Dataset entries
┄┄┄┄┄┄

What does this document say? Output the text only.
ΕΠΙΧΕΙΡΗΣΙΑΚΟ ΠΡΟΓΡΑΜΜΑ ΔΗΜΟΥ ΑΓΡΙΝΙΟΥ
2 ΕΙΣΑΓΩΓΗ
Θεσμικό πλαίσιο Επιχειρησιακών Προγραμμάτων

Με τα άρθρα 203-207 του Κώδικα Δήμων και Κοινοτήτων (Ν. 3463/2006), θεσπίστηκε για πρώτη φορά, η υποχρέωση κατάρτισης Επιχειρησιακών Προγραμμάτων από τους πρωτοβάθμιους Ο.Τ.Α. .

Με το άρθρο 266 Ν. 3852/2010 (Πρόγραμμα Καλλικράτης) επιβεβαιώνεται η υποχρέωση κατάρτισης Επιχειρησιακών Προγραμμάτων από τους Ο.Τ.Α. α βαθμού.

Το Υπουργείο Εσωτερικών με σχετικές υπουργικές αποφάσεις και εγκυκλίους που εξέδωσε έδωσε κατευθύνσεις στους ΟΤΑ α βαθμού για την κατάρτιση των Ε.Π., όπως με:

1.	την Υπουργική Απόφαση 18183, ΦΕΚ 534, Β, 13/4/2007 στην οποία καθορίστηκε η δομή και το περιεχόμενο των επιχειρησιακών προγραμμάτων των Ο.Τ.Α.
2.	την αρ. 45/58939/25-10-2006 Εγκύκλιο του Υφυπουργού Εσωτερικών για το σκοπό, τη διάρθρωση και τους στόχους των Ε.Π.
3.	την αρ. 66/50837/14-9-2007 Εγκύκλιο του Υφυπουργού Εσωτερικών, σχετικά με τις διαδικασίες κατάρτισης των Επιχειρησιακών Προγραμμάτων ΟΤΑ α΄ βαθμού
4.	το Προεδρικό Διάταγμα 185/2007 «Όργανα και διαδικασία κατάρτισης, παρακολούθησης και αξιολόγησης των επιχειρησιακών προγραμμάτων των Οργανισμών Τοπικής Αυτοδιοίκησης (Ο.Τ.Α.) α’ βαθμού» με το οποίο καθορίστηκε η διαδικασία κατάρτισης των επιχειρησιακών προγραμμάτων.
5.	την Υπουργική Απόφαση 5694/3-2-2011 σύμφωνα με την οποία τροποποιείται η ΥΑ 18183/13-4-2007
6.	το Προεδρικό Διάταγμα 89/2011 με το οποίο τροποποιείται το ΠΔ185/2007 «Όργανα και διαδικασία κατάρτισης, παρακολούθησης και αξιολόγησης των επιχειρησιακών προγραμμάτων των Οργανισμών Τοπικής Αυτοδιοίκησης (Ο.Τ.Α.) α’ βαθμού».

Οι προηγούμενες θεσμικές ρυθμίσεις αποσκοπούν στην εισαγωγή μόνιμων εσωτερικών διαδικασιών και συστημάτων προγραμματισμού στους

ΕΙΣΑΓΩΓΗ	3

┄┄┄┄┄┄

Transcribe the records above exactly as they appear.

What does this document say? Output the text only.
ΕΠΙΧΕΙΡΗΣΙΑΚΟ ΠΡΟΓΡΑΜΜΑ ΔΗΜΟΥ ΑΓΡΙΝΙΟΥ
2 ΕΙΣΑΓΩΓΗ
Θεσμικό πλαίσιο Επιχειρησιακών Προγραμμάτων

Με τα άρθρα 203-207 του Κώδικα Δήμων και Κοινοτήτων (Ν. 3463/2006), θεσπίστηκε για πρώτη φορά, η υποχρέωση κατάρτισης Επιχειρησιακών Προγραμμάτων από τους πρωτοβάθμιους Ο.Τ.Α. .

Με το άρθρο 266 Ν. 3852/2010 (Πρόγραμμα Καλλικράτης) επιβεβαιώνεται η υποχρέωση κατάρτισης Επιχειρησιακών Προγραμμάτων από τους Ο.Τ.Α. α βαθμού.

Το Υπουργείο Εσωτερικών με σχετικές υπουργικές αποφάσεις και εγκυκλίους που εξέδωσε έδωσε κατευθύνσεις στους ΟΤΑ α βαθμού για την κατάρτιση των Ε.Π., όπως με:

1.	την Υπουργική Απόφαση 18183, ΦΕΚ 534, Β, 13/4/2007 στην οποία καθορίστηκε η δομή και το περιεχόμενο των επιχειρησιακών προγραμμάτων των Ο.Τ.Α.
2.	την αρ. 45/58939/25-10-2006 Εγκύκλιο του Υφυπουργού Εσωτερικών για το σκοπό, τη διάρθρωση και τους στόχους των Ε.Π.
3.	την αρ. 66/50837/14-9-2007 Εγκύκλιο του Υφυπουργού Εσωτερικών, σχετικά με τις διαδικασίες κατάρτισης των Επιχειρησιακών Προγραμμάτων ΟΤΑ α΄ βαθμού
4.	το Προεδρικό Διάταγμα 185/2007 «Όργανα και διαδικασία κατάρτισης, παρακολούθησης και αξιολόγησης των επιχειρησιακών προγραμμάτων των Οργανισμών Τοπικής Αυτοδιοίκησης (Ο.Τ.Α.) α’ βαθμού» με το οποίο καθορίστηκε η διαδικασία κατάρτισης των επιχειρησιακών προγραμμάτων.
5.	την Υπουργική Απόφαση 5694/3-2-2011 σύμφωνα με την οποία τροποποιείται η ΥΑ 18183/13-4-2007
6.	το Προεδρικό Διάταγμα 89/2011 με το οποίο τροποποιείται το ΠΔ185/2007 «Όργανα και διαδικασία κατάρτισης, παρακολούθησης και αξιολόγησης των επιχειρησιακών προγραμμάτων των Οργανισμών Τοπικής Αυτοδιοίκησης (Ο.Τ.Α.) α’ βαθμού».

Οι προηγούμενες θεσμικές ρυθμίσεις αποσκοπούν στην εισαγωγή μόνιμων εσωτερικών διαδικασιών και συστημάτων προγραμματισμού στους

ΕΙΣΑΓΩΓΗ	3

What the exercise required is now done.